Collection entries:
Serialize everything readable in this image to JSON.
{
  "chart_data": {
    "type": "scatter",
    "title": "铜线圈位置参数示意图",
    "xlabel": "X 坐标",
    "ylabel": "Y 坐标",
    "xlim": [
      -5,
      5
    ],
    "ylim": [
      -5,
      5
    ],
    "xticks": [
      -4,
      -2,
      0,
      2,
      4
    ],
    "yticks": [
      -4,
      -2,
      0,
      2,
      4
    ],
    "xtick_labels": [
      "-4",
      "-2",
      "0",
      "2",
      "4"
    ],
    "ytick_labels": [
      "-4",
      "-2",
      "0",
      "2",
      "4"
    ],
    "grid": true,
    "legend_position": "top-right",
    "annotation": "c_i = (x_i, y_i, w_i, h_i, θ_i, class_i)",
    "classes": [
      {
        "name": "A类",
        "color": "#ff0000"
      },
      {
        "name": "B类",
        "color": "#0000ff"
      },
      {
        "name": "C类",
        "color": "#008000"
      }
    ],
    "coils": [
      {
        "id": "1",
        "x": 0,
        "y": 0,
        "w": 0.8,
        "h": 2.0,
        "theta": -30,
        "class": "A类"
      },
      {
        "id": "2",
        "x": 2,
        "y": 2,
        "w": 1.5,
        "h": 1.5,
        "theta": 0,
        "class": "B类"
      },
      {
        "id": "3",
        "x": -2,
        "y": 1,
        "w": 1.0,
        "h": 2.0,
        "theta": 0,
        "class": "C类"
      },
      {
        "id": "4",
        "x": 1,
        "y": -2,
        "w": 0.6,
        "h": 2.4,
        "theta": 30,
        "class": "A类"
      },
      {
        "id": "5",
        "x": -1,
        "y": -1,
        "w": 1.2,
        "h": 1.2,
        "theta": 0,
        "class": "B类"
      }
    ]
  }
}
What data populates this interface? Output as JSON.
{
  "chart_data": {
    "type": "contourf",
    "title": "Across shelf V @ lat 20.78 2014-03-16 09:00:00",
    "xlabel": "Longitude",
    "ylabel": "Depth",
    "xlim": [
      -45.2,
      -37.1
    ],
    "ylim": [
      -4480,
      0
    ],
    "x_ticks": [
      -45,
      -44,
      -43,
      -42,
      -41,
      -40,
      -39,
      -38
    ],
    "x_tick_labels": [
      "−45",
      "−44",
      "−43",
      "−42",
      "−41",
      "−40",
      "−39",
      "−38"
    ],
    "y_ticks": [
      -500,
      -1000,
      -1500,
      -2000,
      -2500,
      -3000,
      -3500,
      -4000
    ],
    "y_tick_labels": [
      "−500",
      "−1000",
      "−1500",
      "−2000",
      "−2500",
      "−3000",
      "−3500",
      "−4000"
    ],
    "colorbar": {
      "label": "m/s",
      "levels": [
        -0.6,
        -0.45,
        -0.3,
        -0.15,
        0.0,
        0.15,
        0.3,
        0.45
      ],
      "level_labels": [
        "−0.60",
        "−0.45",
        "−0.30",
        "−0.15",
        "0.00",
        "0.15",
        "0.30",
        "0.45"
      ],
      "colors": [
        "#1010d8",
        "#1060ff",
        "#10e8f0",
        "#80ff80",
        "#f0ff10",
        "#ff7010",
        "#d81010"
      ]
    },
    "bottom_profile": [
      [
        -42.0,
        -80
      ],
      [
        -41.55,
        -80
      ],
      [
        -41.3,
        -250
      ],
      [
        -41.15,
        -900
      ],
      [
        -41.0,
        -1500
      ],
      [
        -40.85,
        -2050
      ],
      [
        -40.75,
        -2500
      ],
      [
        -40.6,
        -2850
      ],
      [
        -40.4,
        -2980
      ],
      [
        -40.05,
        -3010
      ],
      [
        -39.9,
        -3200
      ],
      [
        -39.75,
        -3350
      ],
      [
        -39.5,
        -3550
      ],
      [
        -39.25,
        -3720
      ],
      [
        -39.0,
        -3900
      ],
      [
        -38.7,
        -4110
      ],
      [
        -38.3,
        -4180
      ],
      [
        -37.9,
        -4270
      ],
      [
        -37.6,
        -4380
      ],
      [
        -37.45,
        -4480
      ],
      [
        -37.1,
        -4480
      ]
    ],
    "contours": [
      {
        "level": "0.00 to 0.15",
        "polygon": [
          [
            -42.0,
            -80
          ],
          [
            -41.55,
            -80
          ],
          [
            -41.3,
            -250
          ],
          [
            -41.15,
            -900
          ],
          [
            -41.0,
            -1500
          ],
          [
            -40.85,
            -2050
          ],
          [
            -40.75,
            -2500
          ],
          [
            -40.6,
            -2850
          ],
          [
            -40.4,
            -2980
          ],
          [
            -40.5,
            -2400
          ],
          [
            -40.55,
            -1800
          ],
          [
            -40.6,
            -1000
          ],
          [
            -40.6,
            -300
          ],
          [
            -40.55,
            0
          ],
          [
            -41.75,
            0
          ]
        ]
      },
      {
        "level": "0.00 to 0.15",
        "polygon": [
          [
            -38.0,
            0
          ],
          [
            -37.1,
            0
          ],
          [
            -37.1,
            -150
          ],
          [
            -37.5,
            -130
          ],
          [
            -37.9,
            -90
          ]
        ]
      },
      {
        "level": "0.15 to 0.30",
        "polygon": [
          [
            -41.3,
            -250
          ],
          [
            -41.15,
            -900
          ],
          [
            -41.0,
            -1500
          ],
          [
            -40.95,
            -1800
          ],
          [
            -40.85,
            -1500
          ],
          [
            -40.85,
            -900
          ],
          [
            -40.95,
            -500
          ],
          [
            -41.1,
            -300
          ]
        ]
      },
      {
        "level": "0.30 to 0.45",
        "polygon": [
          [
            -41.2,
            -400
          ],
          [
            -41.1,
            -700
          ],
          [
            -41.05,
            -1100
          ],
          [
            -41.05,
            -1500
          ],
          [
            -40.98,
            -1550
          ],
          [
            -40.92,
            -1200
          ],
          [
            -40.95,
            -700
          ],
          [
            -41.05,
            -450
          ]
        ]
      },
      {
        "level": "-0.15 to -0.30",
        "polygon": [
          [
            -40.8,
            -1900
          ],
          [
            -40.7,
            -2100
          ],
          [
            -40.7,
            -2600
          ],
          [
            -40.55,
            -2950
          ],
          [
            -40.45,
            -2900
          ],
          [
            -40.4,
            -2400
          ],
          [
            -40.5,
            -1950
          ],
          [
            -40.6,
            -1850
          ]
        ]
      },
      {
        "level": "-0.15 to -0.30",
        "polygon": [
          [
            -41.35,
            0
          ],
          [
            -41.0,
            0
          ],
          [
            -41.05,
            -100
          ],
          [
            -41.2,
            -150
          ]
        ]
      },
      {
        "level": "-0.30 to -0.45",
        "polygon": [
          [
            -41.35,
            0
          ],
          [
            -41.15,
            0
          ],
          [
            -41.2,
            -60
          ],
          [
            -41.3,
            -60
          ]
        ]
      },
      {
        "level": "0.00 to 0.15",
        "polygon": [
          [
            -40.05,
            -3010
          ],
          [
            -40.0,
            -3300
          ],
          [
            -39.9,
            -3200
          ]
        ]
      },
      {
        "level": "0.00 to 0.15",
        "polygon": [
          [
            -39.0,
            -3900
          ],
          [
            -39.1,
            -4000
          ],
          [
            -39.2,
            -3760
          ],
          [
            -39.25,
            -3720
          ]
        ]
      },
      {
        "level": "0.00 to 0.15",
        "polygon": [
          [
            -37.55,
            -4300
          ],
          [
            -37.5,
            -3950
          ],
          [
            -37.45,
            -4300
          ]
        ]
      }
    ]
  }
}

Aim of the exercise: Copy out the whole listing, exactly as written.

Exercise solution:
Serialize everything readable in this image to JSON.
{
  "chart_data": {
    "type": "scatter",
    "title": "铜线圈位置参数示意图",
    "xlabel": "X 坐标",
    "ylabel": "Y 坐标",
    "xlim": [
      -5,
      5
    ],
    "ylim": [
      -5,
      5
    ],
    "xticks": [
      -4,
      -2,
      0,
      2,
      4
    ],
    "yticks": [
      -4,
      -2,
      0,
      2,
      4
    ],
    "xtick_labels": [
      "-4",
      "-2",
      "0",
      "2",
      "4"
    ],
    "ytick_labels": [
      "-4",
      "-2",
      "0",
      "2",
      "4"
    ],
    "grid": true,
    "legend_position": "top-right",
    "annotation": "c_i = (x_i, y_i, w_i, h_i, θ_i, class_i)",
    "classes": [
      {
        "name": "A类",
        "color": "#ff0000"
      },
      {
        "name": "B类",
        "color": "#0000ff"
      },
      {
        "name": "C类",
        "color": "#008000"
      }
    ],
    "coils": [
      {
        "id": "1",
        "x": 0,
        "y": 0,
        "w": 0.8,
        "h": 2.0,
        "theta": -30,
        "class": "A类"
      },
      {
        "id": "2",
        "x": 2,
        "y": 2,
        "w": 1.5,
        "h": 1.5,
        "theta": 0,
        "class": "B类"
      },
      {
        "id": "3",
        "x": -2,
        "y": 1,
        "w": 1.0,
        "h": 2.0,
        "theta": 0,
        "class": "C类"
      },
      {
        "id": "4",
        "x": 1,
        "y": -2,
        "w": 0.6,
        "h": 2.4,
        "theta": 30,
        "class": "A类"
      },
      {
        "id": "5",
        "x": -1,
        "y": -1,
        "w": 1.2,
        "h": 1.2,
        "theta": 0,
        "class": "B类"
      }
    ]
  }
}
What data populates this interface? Output as JSON.
{
  "chart_data": {
    "type": "contourf",
    "title": "Across shelf V @ lat 20.78 2014-03-16 09:00:00",
    "xlabel": "Longitude",
    "ylabel": "Depth",
    "xlim": [
      -45.2,
      -37.1
    ],
    "ylim": [
      -4480,
      0
    ],
    "x_ticks": [
      -45,
      -44,
      -43,
      -42,
      -41,
      -40,
      -39,
      -38
    ],
    "x_tick_labels": [
      "−45",
      "−44",
      "−43",
      "−42",
      "−41",
      "−40",
      "−39",
      "−38"
    ],
    "y_ticks": [
      -500,
      -1000,
      -1500,
      -2000,
      -2500,
      -3000,
      -3500,
      -4000
    ],
    "y_tick_labels": [
      "−500",
      "−1000",
      "−1500",
      "−2000",
      "−2500",
      "−3000",
      "−3500",
      "−4000"
    ],
    "colorbar": {
      "label": "m/s",
      "levels": [
        -0.6,
        -0.45,
        -0.3,
        -0.15,
        0.0,
        0.15,
        0.3,
        0.45
      ],
      "level_labels": [
        "−0.60",
        "−0.45",
        "−0.30",
        "−0.15",
        "0.00",
        "0.15",
        "0.30",
        "0.45"
      ],
      "colors": [
        "#1010d8",
        "#1060ff",
        "#10e8f0",
        "#80ff80",
        "#f0ff10",
        "#ff7010",
        "#d81010"
      ]
    },
    "bottom_profile": [
      [
        -42.0,
        -80
      ],
      [
        -41.55,
        -80
      ],
      [
        -41.3,
        -250
      ],
      [
        -41.15,
        -900
      ],
      [
        -41.0,
        -1500
      ],
      [
        -40.85,
        -2050
      ],
      [
        -40.75,
        -2500
      ],
      [
        -40.6,
        -2850
      ],
      [
        -40.4,
        -2980
      ],
      [
        -40.05,
        -3010
      ],
      [
        -39.9,
        -3200
      ],
      [
        -39.75,
        -3350
      ],
      [
        -39.5,
        -3550
      ],
      [
        -39.25,
        -3720
      ],
      [
        -39.0,
        -3900
      ],
      [
        -38.7,
        -4110
      ],
      [
        -38.3,
        -4180
      ],
      [
        -37.9,
        -4270
      ],
      [
        -37.6,
        -4380
      ],
      [
        -37.45,
        -4480
      ],
      [
        -37.1,
        -4480
      ]
    ],
    "contours": [
      {
        "level": "0.00 to 0.15",
        "polygon": [
          [
            -42.0,
            -80
          ],
          [
            -41.55,
            -80
          ],
          [
            -41.3,
            -250
          ],
          [
            -41.15,
            -900
          ],
          [
            -41.0,
            -1500
          ],
          [
            -40.85,
            -2050
          ],
          [
            -40.75,
            -2500
          ],
          [
            -40.6,
            -2850
          ],
          [
            -40.4,
            -2980
          ],
          [
            -40.5,
            -2400
          ],
          [
            -40.55,
            -1800
          ],
          [
            -40.6,
            -1000
          ],
          [
            -40.6,
            -300
          ],
          [
            -40.55,
            0
          ],
          [
            -41.75,
            0
          ]
        ]
      },
      {
        "level": "0.00 to 0.15",
        "polygon": [
          [
            -38.0,
            0
          ],
          [
            -37.1,
            0
          ],
          [
            -37.1,
            -150
          ],
          [
            -37.5,
            -130
          ],
          [
            -37.9,
            -90
          ]
        ]
      },
      {
        "level": "0.15 to 0.30",
        "polygon": [
          [
            -41.3,
            -250
          ],
          [
            -41.15,
            -900
          ],
          [
            -41.0,
            -1500
          ],
          [
            -40.95,
            -1800
          ],
          [
            -40.85,
            -1500
          ],
          [
            -40.85,
            -900
          ],
          [
            -40.95,
            -500
          ],
          [
            -41.1,
            -300
          ]
        ]
      },
      {
        "level": "0.30 to 0.45",
        "polygon": [
          [
            -41.2,
            -400
          ],
          [
            -41.1,
            -700
          ],
          [
            -41.05,
            -1100
          ],
          [
            -41.05,
            -1500
          ],
          [
            -40.98,
            -1550
          ],
          [
            -40.92,
            -1200
          ],
          [
            -40.95,
            -700
          ],
          [
            -41.05,
            -450
          ]
        ]
      },
      {
        "level": "-0.15 to -0.30",
        "polygon": [
          [
            -40.8,
            -1900
          ],
          [
            -40.7,
            -2100
          ],
          [
            -40.7,
            -2600
          ],
          [
            -40.55,
            -2950
          ],
          [
            -40.45,
            -2900
          ],
          [
            -40.4,
            -2400
          ],
          [
            -40.5,
            -1950
          ],
          [
            -40.6,
            -1850
          ]
        ]
      },
      {
        "level": "-0.15 to -0.30",
        "polygon": [
          [
            -41.35,
            0
          ],
          [
            -41.0,
            0
          ],
          [
            -41.05,
            -100
          ],
          [
            -41.2,
            -150
          ]
        ]
      },
      {
        "level": "-0.30 to -0.45",
        "polygon": [
          [
            -41.35,
            0
          ],
          [
            -41.15,
            0
          ],
          [
            -41.2,
            -60
          ],
          [
            -41.3,
            -60
          ]
        ]
      },
      {
        "level": "0.00 to 0.15",
        "polygon": [
          [
            -40.05,
            -3010
          ],
          [
            -40.0,
            -3300
          ],
          [
            -39.9,
            -3200
          ]
        ]
      },
      {
        "level": "0.00 to 0.15",
        "polygon": [
          [
            -39.0,
            -3900
          ],
          [
            -39.1,
            -4000
          ],
          [
            -39.2,
            -3760
          ],
          [
            -39.25,
            -3720
          ]
        ]
      },
      {
        "level": "0.00 to 0.15",
        "polygon": [
          [
            -37.55,
            -4300
          ],
          [
            -37.5,
            -3950
          ],
          [
            -37.45,
            -4300
          ]
        ]
      }
    ]
  }
}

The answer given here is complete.